Work required:
Collect every line that includes the string "Upper".

Materials provided:
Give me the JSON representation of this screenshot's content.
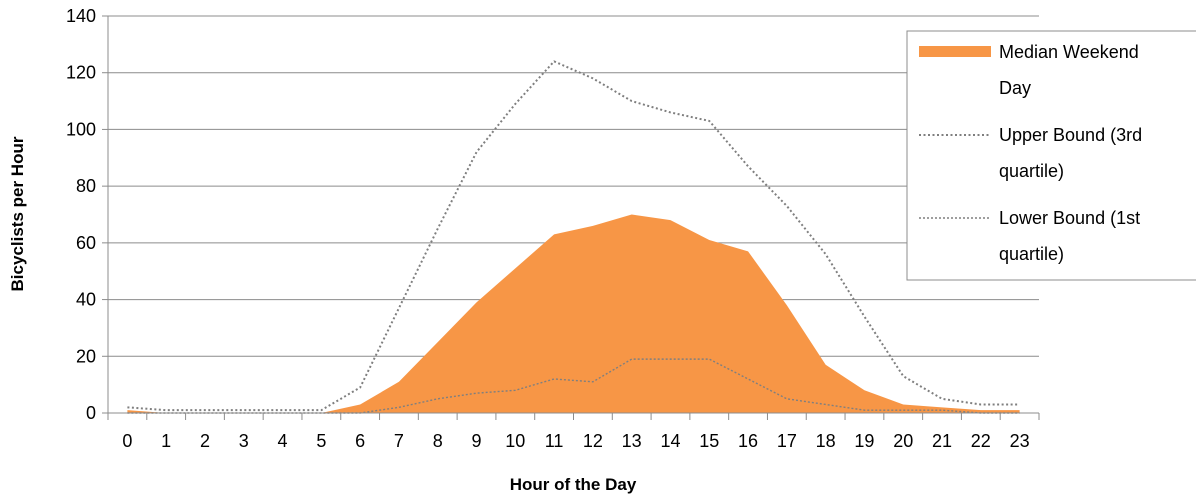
{
  "chart_data": {
    "type": "area",
    "title": "",
    "xlabel": "Hour of the Day",
    "ylabel": "Bicyclists per Hour",
    "categories": [
      "0",
      "1",
      "2",
      "3",
      "4",
      "5",
      "6",
      "7",
      "8",
      "9",
      "10",
      "11",
      "12",
      "13",
      "14",
      "15",
      "16",
      "17",
      "18",
      "19",
      "20",
      "21",
      "22",
      "23"
    ],
    "ylim": [
      0,
      140
    ],
    "yticks": [
      0,
      20,
      40,
      60,
      80,
      100,
      120,
      140
    ],
    "grid": true,
    "legend_position": "right",
    "series": [
      {
        "name": "Median Weekend Day",
        "kind": "area",
        "color": "#f79646",
        "values": [
          1,
          0,
          0,
          0,
          0,
          0,
          3,
          11,
          25,
          39,
          51,
          63,
          66,
          70,
          68,
          61,
          57,
          38,
          17,
          8,
          3,
          2,
          1,
          1
        ]
      },
      {
        "name": "Upper Bound (3rd quartile)",
        "kind": "line",
        "color": "#7f7f7f",
        "dash": "dotted",
        "values": [
          2,
          1,
          1,
          1,
          1,
          1,
          9,
          37,
          65,
          92,
          109,
          124,
          118,
          110,
          106,
          103,
          87,
          73,
          56,
          34,
          13,
          5,
          3,
          3
        ]
      },
      {
        "name": "Lower Bound (1st quartile)",
        "kind": "line",
        "color": "#7f7f7f",
        "dash": "dotted",
        "values": [
          0,
          0,
          0,
          0,
          0,
          0,
          0,
          2,
          5,
          7,
          8,
          12,
          11,
          19,
          19,
          19,
          12,
          5,
          3,
          1,
          1,
          1,
          0,
          0
        ]
      }
    ],
    "legend": [
      {
        "line1": "Median Weekend",
        "line2": "Day"
      },
      {
        "line1": "Upper Bound (3rd",
        "line2": "quartile)"
      },
      {
        "line1": "Lower Bound (1st",
        "line2": "quartile)"
      }
    ]
  }
}
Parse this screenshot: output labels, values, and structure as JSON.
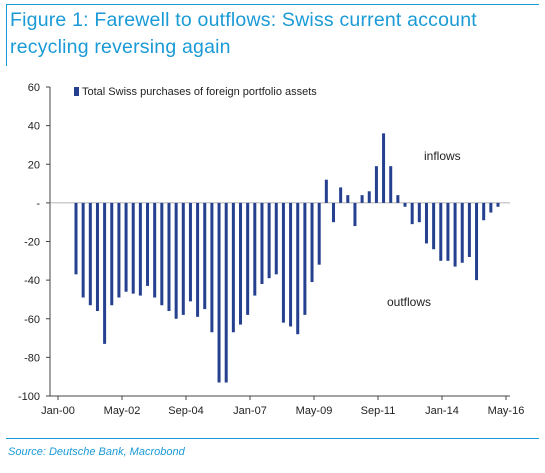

Response to the exercise:
        "name": "Upper Bound (3rd quartile)",
        "line1": "Upper Bound (3rd",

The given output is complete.